▸ **INSTRUCTIONS TO FOLLOW**: Find the word "HEADLIGHT" in the data. Return every line where it appears.

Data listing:
# # # # # # #

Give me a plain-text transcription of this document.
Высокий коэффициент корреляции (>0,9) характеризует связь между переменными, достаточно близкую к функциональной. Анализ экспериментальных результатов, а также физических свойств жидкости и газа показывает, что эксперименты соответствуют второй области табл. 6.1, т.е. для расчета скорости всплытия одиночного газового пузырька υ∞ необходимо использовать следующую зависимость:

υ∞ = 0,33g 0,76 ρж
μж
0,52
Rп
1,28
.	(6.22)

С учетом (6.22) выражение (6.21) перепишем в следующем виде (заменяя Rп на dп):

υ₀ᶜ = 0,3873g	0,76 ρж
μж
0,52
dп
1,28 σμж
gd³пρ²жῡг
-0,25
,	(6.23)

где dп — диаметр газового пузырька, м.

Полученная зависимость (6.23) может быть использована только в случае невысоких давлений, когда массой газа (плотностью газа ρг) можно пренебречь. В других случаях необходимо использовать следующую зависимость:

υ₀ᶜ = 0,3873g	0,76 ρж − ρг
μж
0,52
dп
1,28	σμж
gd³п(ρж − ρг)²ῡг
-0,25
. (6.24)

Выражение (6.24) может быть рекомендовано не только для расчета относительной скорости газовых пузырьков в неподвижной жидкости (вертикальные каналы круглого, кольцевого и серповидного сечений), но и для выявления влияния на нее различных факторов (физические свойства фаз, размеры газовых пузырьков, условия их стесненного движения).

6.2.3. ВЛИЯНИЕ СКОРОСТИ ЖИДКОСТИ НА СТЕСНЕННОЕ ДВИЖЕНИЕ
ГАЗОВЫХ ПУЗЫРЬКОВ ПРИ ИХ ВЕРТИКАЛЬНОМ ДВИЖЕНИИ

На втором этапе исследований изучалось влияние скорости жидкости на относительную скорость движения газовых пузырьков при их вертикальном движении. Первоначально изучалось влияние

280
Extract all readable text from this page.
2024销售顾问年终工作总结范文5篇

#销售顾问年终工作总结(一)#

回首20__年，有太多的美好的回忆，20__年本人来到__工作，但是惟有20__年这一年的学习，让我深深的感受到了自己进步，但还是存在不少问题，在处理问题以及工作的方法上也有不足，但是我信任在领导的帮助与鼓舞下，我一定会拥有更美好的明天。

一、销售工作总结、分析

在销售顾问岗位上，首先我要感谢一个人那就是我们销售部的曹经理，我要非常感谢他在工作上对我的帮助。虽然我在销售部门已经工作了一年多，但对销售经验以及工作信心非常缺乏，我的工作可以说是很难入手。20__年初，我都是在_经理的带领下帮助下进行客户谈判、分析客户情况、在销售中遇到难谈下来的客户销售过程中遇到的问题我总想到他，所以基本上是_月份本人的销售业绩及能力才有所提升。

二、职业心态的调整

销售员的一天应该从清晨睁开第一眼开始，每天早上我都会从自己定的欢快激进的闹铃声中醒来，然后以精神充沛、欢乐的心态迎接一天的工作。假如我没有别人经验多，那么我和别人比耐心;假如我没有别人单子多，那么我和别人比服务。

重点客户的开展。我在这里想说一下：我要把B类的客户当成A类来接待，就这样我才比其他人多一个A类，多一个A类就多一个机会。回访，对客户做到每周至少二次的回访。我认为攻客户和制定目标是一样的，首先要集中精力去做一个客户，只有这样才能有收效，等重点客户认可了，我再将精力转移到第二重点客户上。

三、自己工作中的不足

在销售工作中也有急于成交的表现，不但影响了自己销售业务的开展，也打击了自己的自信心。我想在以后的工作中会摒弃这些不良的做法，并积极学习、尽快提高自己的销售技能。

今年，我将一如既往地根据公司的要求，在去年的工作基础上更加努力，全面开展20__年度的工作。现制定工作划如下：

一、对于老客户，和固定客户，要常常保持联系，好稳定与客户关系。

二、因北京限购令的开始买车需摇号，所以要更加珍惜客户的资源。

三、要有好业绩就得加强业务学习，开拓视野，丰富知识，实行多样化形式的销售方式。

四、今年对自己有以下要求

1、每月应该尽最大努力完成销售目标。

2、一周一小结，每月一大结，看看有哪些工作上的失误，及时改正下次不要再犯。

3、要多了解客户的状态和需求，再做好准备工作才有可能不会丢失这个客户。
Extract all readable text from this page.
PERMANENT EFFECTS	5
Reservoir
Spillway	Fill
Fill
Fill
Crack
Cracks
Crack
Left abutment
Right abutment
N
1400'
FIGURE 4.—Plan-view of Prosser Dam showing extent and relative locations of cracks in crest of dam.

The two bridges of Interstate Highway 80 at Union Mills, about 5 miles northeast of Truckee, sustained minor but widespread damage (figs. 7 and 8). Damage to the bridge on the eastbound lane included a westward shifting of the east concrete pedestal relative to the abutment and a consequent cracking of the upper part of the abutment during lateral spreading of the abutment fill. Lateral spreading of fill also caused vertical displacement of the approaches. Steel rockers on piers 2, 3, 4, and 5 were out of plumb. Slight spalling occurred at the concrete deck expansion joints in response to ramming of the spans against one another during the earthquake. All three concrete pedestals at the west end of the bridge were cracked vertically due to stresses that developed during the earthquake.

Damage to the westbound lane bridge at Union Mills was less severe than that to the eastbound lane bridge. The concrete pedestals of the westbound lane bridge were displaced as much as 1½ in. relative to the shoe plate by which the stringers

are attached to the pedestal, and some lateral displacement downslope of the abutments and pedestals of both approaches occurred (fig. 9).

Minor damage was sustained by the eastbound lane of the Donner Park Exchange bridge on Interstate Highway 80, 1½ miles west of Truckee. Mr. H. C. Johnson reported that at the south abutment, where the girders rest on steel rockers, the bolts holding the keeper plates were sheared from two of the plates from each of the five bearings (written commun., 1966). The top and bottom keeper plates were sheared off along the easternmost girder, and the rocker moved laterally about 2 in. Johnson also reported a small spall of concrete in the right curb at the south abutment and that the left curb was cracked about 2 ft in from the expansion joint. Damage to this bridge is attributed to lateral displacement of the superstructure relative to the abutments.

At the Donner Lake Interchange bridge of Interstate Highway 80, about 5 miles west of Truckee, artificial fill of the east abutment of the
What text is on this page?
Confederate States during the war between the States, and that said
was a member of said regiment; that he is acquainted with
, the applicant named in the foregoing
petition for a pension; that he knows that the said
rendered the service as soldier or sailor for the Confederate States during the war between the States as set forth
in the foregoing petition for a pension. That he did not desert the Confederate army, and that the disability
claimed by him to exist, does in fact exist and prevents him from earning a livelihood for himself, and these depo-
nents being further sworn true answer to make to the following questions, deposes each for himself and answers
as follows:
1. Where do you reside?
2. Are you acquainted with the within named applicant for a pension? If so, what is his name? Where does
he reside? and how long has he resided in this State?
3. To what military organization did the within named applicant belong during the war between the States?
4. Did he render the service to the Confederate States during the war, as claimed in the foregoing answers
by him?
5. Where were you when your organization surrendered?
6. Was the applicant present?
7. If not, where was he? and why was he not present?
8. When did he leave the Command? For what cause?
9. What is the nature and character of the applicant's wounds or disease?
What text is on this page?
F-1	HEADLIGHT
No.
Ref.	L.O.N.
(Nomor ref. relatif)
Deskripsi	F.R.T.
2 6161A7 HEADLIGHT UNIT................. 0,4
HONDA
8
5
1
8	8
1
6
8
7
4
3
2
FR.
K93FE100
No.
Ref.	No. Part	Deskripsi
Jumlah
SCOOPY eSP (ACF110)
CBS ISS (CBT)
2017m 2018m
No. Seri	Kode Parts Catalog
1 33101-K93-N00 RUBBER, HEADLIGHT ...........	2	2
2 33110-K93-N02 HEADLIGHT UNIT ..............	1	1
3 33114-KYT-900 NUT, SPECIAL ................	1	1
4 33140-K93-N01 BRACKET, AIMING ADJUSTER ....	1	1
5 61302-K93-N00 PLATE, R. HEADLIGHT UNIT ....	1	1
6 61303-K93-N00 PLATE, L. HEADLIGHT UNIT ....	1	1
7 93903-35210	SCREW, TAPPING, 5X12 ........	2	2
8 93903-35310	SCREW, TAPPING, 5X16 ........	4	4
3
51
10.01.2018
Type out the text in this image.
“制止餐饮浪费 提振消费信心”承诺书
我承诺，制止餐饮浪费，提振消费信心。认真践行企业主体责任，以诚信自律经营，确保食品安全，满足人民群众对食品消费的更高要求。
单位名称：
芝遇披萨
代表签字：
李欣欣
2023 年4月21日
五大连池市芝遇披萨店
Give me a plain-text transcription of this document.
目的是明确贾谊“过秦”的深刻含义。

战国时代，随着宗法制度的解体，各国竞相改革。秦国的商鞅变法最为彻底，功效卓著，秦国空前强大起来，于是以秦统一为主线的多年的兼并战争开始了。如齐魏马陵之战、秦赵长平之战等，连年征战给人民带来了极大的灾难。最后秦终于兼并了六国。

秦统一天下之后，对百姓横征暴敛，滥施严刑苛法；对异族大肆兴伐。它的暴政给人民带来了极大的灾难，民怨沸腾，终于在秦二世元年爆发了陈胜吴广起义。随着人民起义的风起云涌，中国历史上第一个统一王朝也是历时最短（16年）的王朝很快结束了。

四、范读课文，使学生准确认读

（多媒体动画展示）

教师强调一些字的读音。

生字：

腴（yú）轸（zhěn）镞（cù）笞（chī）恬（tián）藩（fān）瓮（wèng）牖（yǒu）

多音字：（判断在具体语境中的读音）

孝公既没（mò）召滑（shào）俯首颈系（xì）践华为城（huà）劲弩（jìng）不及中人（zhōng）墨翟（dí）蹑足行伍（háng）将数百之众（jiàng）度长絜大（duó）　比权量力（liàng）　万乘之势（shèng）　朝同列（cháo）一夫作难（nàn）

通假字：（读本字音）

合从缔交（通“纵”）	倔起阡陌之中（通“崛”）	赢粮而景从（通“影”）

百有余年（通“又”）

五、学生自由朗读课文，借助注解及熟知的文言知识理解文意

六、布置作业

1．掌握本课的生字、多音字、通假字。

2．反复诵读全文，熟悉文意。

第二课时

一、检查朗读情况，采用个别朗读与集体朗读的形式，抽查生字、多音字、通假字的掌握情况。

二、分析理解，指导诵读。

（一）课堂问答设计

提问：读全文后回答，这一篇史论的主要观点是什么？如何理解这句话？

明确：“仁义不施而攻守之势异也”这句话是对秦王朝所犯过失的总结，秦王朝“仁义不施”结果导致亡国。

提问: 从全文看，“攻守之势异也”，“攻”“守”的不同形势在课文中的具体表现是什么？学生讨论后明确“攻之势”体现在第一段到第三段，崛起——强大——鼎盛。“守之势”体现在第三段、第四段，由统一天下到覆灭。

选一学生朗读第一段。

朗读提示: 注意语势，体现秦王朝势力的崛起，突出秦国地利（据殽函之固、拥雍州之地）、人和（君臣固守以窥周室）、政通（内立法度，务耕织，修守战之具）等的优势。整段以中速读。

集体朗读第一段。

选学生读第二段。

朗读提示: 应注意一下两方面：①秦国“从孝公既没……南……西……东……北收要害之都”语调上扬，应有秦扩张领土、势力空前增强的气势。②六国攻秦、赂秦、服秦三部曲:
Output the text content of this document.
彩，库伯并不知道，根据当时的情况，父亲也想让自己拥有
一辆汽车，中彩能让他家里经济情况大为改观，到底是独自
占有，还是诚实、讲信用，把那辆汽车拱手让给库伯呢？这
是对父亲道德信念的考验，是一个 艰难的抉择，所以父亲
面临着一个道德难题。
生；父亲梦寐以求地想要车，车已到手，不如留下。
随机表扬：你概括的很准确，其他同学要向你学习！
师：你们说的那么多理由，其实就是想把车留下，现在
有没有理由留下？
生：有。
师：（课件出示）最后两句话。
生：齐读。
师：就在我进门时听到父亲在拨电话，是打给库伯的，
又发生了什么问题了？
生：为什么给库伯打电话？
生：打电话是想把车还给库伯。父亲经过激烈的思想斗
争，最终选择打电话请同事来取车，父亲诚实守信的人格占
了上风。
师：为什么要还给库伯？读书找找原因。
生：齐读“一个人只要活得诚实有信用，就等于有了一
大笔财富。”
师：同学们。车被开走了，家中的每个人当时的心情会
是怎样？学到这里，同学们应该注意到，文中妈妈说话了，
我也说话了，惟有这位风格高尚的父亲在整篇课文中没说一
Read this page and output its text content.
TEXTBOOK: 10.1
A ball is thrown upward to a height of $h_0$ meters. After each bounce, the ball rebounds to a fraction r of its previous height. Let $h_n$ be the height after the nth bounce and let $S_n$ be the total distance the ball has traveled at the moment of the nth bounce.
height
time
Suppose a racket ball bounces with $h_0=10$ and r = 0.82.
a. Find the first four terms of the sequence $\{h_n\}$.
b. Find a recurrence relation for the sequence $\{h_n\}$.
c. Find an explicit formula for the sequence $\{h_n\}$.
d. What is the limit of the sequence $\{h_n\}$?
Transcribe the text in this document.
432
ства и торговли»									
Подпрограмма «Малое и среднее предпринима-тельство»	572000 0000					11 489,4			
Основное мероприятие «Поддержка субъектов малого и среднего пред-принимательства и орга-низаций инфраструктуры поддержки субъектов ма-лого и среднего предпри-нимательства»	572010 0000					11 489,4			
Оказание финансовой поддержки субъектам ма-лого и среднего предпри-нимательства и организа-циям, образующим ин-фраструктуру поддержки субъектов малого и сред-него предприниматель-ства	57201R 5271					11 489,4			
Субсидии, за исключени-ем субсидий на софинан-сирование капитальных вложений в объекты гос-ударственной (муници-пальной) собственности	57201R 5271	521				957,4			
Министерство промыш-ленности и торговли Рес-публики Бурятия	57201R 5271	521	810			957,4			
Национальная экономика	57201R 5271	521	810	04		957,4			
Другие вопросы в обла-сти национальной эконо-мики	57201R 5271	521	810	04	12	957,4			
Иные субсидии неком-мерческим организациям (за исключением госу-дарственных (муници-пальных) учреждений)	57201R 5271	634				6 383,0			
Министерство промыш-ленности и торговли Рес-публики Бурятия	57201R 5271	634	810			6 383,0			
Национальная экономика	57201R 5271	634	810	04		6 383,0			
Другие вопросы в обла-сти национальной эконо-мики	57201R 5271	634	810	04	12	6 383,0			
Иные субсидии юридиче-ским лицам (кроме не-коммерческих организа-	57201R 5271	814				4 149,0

# # # # # # #

▸ **SOLUTION**:
F-1	HEADLIGHT
2 6161A7 HEADLIGHT UNIT................. 0,4
1 33101-K93-N00 RUBBER, HEADLIGHT ...........	2	2
2 33110-K93-N02 HEADLIGHT UNIT ..............	1	1
5 61302-K93-N00 PLATE, R. HEADLIGHT UNIT ....	1	1
6 61303-K93-N00 PLATE, L. HEADLIGHT UNIT ....	1	1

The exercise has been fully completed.